* [Given exercise]: All lines in which the word "Defluência" occurs are to be extracted.
***** Records supplied
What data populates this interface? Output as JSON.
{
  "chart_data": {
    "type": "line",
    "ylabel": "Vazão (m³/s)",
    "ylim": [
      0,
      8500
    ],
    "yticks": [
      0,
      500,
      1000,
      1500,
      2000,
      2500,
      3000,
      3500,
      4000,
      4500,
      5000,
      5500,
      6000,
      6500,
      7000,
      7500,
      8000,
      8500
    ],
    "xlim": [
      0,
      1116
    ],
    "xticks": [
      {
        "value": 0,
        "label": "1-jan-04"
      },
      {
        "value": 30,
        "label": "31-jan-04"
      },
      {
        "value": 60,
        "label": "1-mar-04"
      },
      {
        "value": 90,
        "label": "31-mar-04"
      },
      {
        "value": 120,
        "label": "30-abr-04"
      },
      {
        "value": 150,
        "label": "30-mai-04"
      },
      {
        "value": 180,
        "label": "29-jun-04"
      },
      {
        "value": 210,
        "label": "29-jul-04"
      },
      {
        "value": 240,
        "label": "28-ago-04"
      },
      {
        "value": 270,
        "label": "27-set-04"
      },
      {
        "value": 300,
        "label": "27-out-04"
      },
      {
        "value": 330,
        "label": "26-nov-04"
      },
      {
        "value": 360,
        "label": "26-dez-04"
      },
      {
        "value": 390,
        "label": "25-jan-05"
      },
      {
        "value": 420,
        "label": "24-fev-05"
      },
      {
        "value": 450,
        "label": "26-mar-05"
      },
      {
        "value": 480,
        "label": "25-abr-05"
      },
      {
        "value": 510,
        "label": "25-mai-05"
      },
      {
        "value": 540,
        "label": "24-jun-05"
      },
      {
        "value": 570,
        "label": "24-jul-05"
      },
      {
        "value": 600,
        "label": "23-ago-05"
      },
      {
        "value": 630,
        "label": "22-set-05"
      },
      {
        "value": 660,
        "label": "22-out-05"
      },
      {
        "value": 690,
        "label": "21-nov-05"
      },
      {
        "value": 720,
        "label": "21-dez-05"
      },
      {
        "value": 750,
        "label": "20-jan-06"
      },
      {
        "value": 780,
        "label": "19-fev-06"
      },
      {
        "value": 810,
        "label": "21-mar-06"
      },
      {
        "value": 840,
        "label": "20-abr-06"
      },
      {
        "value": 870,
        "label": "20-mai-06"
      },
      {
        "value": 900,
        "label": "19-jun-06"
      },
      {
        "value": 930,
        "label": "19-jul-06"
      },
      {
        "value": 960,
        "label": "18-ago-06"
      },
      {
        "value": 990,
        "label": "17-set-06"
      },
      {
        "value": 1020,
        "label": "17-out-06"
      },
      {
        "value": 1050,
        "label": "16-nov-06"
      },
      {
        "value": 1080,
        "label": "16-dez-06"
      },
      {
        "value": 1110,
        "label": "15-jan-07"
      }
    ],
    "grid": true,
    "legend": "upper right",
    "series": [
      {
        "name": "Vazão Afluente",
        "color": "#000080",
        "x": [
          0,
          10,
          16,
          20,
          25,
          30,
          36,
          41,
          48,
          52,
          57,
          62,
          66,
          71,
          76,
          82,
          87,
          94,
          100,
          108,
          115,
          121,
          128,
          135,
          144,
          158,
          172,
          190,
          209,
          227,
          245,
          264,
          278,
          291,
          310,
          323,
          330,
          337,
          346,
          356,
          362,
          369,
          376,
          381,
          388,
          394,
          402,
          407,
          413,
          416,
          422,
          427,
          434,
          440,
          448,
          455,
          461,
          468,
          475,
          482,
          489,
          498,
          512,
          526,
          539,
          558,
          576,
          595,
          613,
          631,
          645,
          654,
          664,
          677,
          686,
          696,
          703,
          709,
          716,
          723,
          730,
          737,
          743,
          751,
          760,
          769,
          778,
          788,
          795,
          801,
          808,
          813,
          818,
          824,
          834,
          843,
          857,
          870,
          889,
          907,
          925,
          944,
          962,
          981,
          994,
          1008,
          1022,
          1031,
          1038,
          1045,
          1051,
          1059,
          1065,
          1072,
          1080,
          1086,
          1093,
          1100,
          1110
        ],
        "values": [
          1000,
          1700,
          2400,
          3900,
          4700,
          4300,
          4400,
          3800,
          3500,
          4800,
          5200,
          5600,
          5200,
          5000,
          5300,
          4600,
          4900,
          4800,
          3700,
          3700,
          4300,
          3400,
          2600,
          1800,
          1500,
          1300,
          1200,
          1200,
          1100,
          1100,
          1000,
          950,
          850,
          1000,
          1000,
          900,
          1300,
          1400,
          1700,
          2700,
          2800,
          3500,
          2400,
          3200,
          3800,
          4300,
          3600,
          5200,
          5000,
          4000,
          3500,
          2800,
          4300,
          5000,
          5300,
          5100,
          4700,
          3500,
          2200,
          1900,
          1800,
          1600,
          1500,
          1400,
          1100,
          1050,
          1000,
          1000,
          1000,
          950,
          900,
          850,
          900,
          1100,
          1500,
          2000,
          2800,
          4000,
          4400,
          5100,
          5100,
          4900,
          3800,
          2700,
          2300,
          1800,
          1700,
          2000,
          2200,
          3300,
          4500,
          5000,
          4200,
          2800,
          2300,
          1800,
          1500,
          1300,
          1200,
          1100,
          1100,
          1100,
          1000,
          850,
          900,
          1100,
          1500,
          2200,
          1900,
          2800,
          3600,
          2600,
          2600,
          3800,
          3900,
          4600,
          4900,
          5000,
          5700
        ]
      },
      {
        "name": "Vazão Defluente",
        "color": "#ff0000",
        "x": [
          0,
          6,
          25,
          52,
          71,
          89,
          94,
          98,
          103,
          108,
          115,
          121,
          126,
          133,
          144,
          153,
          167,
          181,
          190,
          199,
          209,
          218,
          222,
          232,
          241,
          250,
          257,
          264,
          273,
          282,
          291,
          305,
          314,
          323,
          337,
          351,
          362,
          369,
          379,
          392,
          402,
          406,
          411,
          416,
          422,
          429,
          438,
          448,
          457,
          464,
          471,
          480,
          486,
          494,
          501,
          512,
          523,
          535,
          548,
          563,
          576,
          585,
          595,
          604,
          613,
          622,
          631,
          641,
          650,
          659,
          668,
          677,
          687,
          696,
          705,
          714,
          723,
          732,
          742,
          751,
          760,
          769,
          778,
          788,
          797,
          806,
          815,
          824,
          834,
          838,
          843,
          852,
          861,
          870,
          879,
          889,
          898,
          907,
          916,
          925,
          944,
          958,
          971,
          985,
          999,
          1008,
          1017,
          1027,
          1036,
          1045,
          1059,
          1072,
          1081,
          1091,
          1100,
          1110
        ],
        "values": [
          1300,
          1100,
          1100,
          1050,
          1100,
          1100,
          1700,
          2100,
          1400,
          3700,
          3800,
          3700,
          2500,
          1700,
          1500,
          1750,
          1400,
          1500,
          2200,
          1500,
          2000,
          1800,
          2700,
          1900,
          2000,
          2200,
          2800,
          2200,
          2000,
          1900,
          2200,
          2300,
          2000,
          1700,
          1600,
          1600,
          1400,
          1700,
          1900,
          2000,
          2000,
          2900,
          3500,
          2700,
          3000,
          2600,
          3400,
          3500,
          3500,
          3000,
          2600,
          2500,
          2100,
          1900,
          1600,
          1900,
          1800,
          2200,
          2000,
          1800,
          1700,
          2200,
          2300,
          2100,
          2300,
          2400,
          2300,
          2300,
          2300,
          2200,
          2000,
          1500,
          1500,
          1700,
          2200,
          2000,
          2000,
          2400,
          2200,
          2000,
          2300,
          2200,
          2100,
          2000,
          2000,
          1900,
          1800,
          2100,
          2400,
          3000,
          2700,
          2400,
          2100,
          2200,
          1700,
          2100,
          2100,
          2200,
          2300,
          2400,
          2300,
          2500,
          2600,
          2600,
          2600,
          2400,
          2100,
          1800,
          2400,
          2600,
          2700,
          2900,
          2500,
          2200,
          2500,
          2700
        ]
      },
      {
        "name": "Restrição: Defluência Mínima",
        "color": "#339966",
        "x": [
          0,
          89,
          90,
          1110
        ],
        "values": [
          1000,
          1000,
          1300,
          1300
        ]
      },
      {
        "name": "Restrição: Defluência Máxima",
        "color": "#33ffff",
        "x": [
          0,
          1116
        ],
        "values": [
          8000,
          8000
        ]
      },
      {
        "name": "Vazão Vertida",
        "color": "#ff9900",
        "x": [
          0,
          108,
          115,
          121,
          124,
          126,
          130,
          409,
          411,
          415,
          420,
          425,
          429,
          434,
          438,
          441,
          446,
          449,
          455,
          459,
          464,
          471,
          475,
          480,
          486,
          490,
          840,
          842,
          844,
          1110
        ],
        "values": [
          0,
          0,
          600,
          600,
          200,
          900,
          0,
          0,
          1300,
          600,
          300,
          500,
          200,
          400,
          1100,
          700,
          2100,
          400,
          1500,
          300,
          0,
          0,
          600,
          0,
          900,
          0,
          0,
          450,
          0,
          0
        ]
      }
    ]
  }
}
**********
* [Solution to this task]:
        "name": "Restrição: Defluência Mínima",
        "name": "Restrição: Defluência Máxima",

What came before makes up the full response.